● TASK: Records follow. Copy every line with "Size".
-- Start GIVEN ENTRIES --
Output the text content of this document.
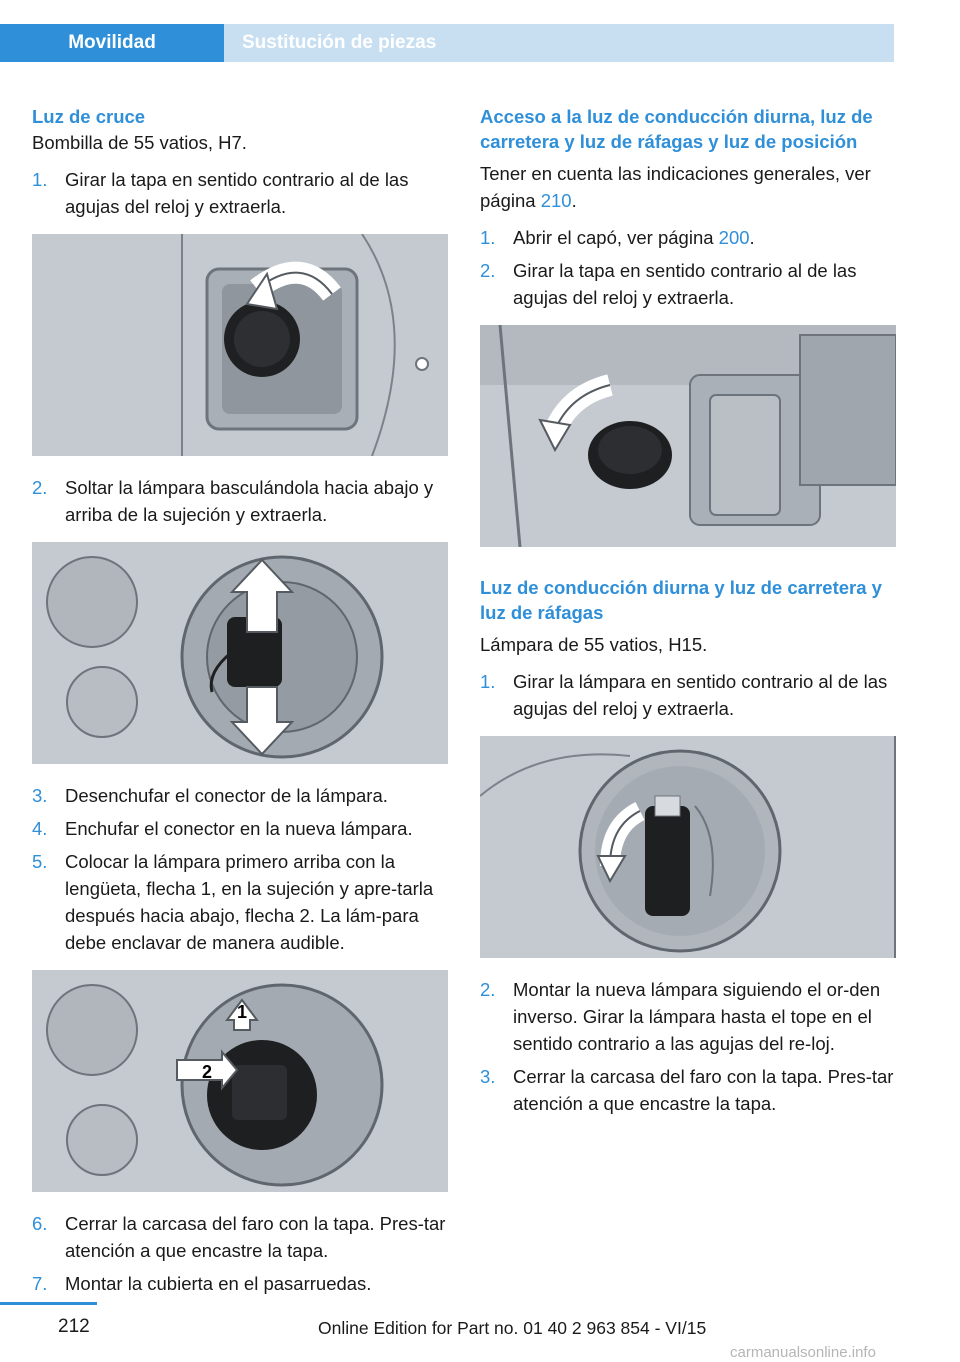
Movilidad	Sustitución de piezas
Luz de cruce

Bombilla de 55 vatios, H7.

1. Girar la tapa en sentido contrario al de las agujas del reloj y extraerla.
2. Soltar la lámpara basculándola hacia abajo y arriba de la sujeción y extraerla.
3. Desenchufar el conector de la lámpara.
4. Enchufar el conector en la nueva lámpara.
5. Colocar la lámpara primero arriba con la lengüeta, flecha 1, en la sujeción y apre‐tarla después hacia abajo, flecha 2. La lám‐para debe enclavar de manera audible.
1
2
6. Cerrar la carcasa del faro con la tapa. Pres‐tar atención a que encastre la tapa.
7. Montar la cubierta en el pasarruedas.
Acceso a la luz de conducción diurna, luz de carretera y luz de ráfagas y luz de posición

Tener en cuenta las indicaciones generales, ver página 210.

1. Abrir el capó, ver página 200.
2. Girar la tapa en sentido contrario al de las agujas del reloj y extraerla.
Luz de conducción diurna y luz de carretera y luz de ráfagas

Lámpara de 55 vatios, H15.

1. Girar la lámpara en sentido contrario al de las agujas del reloj y extraerla.
2. Montar la nueva lámpara siguiendo el or‐den inverso. Girar la lámpara hasta el tope en el sentido contrario a las agujas del re‐loj.
3. Cerrar la carcasa del faro con la tapa. Pres‐tar atención a que encastre la tapa.
212	Online Edition for Part no. 01 40 2 963 854 - VI/15
carmanualsonline.info
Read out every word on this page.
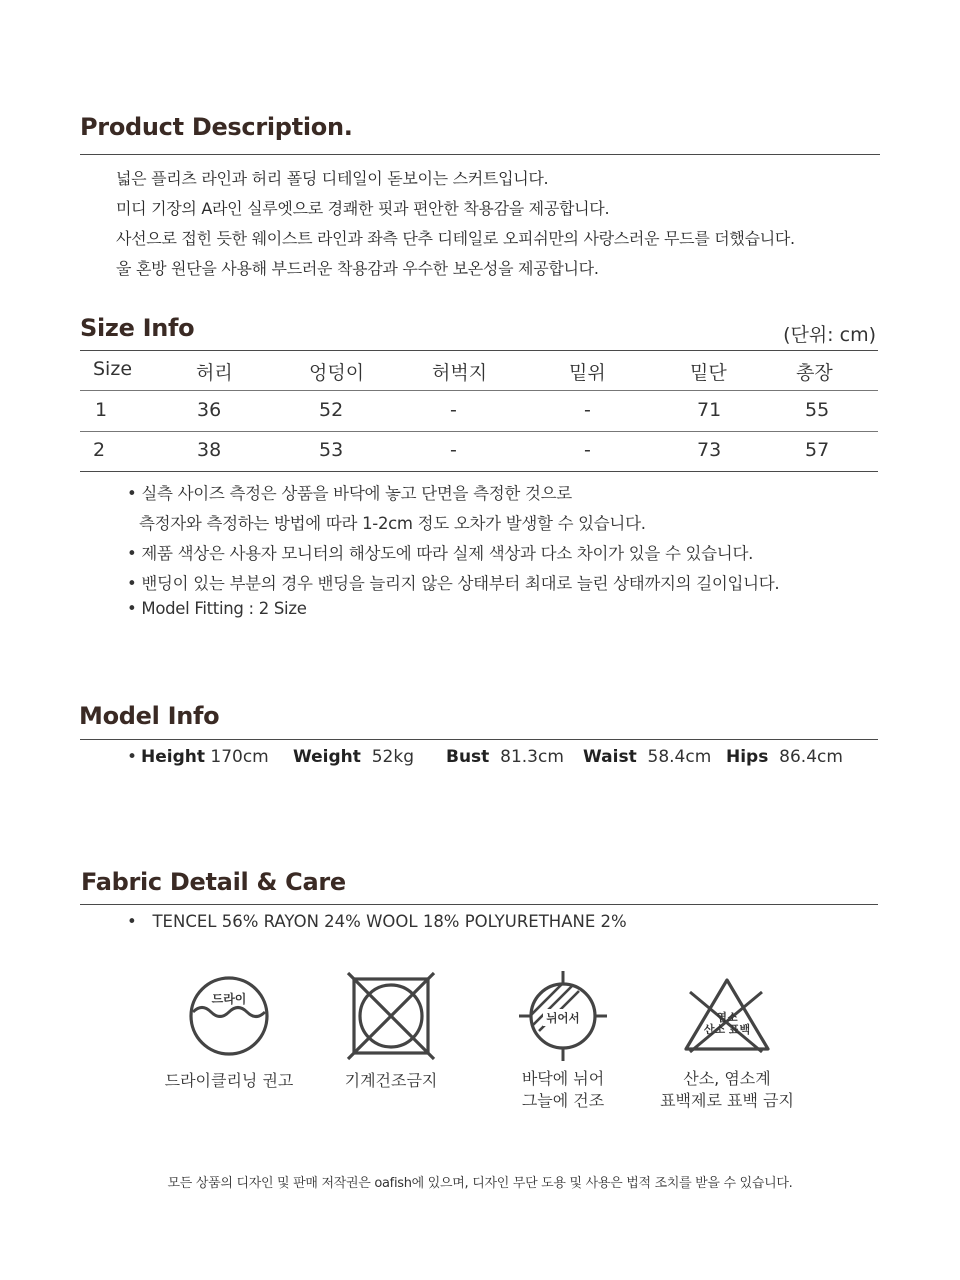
Product Description.
넓은 플리츠 라인과 허리 폴딩 디테일이 돋보이는 스커트입니다.
미디 기장의 A라인 실루엣으로 경쾌한 핏과 편안한 착용감을 제공합니다.
사선으로 접힌 듯한 웨이스트 라인과 좌측 단추 디테일로 오피쉬만의 사랑스러운 무드를 더했습니다.
울 혼방 원단을 사용해 부드러운 착용감과 우수한 보온성을 제공합니다.
Size Info	(단위: cm)
Size	허리	엉덩이	허벅지	밑위	밑단	총장
1	36	52	-	-	71	55
2	38	53	-	-	73	57
• 실측 사이즈 측정은 상품을 바닥에 놓고 단면을 측정한 것으로
측정자와 측정하는 방법에 따라 1-2cm 정도 오차가 발생할 수 있습니다.
• 제품 색상은 사용자 모니터의 해상도에 따라 실제 색상과 다소 차이가 있을 수 있습니다.
• 밴딩이 있는 부분의 경우 밴딩을 늘리지 않은 상태부터 최대로 늘린 상태까지의 길이입니다.
• Model Fitting : 2 Size
Model Info
• Height 170cm Weight 52kg Bust 81.3cm Waist 58.4cm Hips 86.4cm
Fabric Detail & Care
•   TENCEL 56% RAYON 24% WOOL 18% POLYURETHANE 2%
드라이
드라이클리닝 권고	기계건조금지
뉘어서
바닥에 뉘어
그늘에 건조
염소
산소 표백
산소, 염소계
표백제로 표백 금지
모든 상품의 디자인 및 판매 저작권은 oafish에 있으며, 디자인 무단 도용 및 사용은 법적 조치를 받을 수 있습니다.
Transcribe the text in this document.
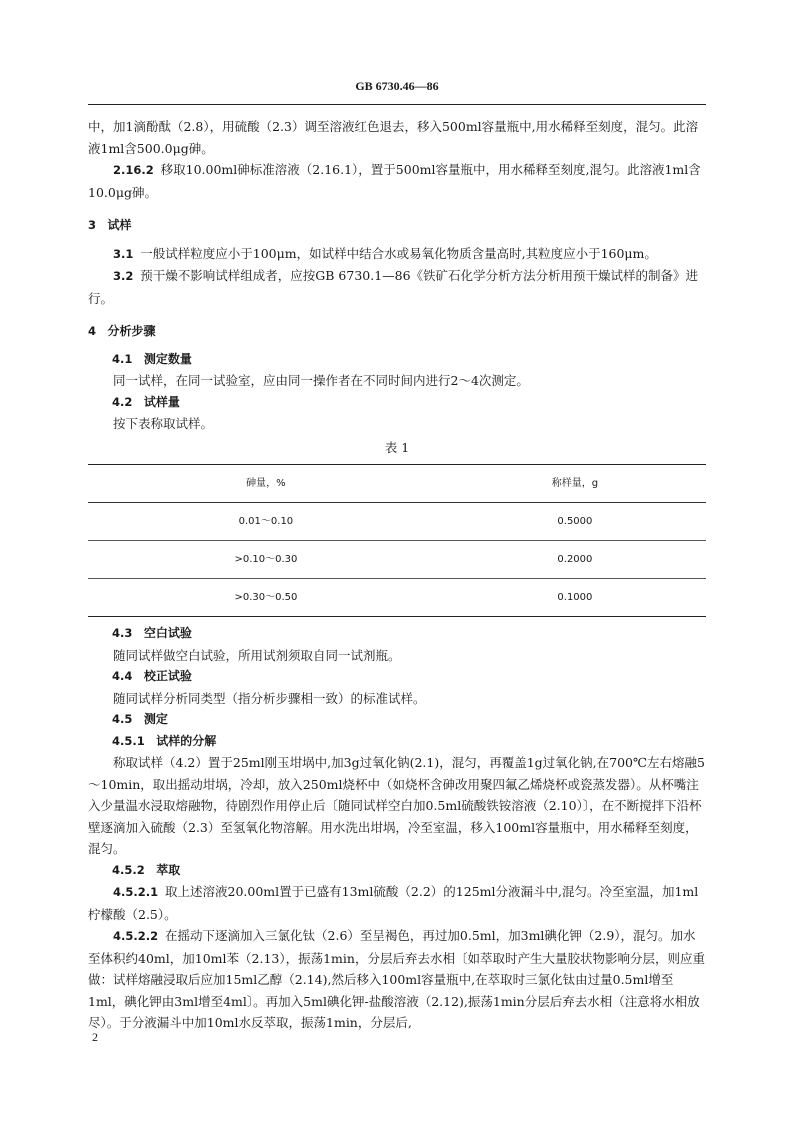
GB 6730.46—86
中，加1滴酚酞（2.8），用硫酸（2.3）调至溶液红色退去，移入500ml容量瓶中,用水稀释至刻度，混匀。此溶液1ml含500.0μg砷。
2.16.2 移取10.00ml砷标准溶液（2.16.1），置于500ml容量瓶中，用水稀释至刻度,混匀。此溶液1ml含10.0μg砷。
3 试样
3.1 一般试样粒度应小于100μm，如试样中结合水或易氧化物质含量高时,其粒度应小于160μm。
3.2 预干燥不影响试样组成者，应按GB 6730.1—86《铁矿石化学分析方法分析用预干燥试样的制备》进行。
4 分析步骤
4.1 测定数量
同一试样，在同一试验室，应由同一操作者在不同时间内进行2～4次测定。
4.2 试样量
按下表称取试样。
表 1
砷量，%	称样量，g
0.01～0.10	0.5000
>0.10～0.30	0.2000
>0.30～0.50	0.1000
4.3 空白试验
随同试样做空白试验，所用试剂须取自同一试剂瓶。
4.4 校正试验
随同试样分析同类型（指分析步骤相一致）的标准试样。
4.5 测定
4.5.1 试样的分解
称取试样（4.2）置于25ml刚玉坩埚中,加3g过氧化钠(2.1)，混匀，再覆盖1g过氧化钠,在700℃左右熔融5～10min，取出摇动坩埚，冷却，放入250ml烧杯中（如烧杯含砷改用聚四氟乙烯烧杯或瓷蒸发器）。从杯嘴注入少量温水浸取熔融物，待剧烈作用停止后〔随同试样空白加0.5ml硫酸铁铵溶液（2.10）〕，在不断搅拌下沿杯壁逐滴加入硫酸（2.3）至氢氧化物溶解。用水洗出坩埚，冷至室温，移入100ml容量瓶中，用水稀释至刻度，混匀。
4.5.2 萃取
4.5.2.1 取上述溶液20.00ml置于已盛有13ml硫酸（2.2）的125ml分液漏斗中,混匀。冷至室温，加1ml柠檬酸（2.5）。
4.5.2.2 在摇动下逐滴加入三氯化钛（2.6）至呈褐色，再过加0.5ml，加3ml碘化钾（2.9），混匀。加水至体积约40ml，加10ml苯（2.13），振荡1min，分层后弃去水相〔如萃取时产生大量胶状物影响分层，则应重做：试样熔融浸取后应加15ml乙醇（2.14),然后移入100ml容量瓶中,在萃取时三氯化钛由过量0.5ml增至1ml，碘化钾由3ml增至4ml〕。再加入5ml碘化钾-盐酸溶液（2.12),振荡1min分层后弃去水相（注意将水相放尽）。于分液漏斗中加10ml水反萃取，振荡1min，分层后,
2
-- End GIVEN ENTRIES --
● EXERCISE RESULT:
Size Info	(단위: cm)
Size	허리	엉덩이	허벅지	밑위	밑단	총장
• Model Fitting : 2 Size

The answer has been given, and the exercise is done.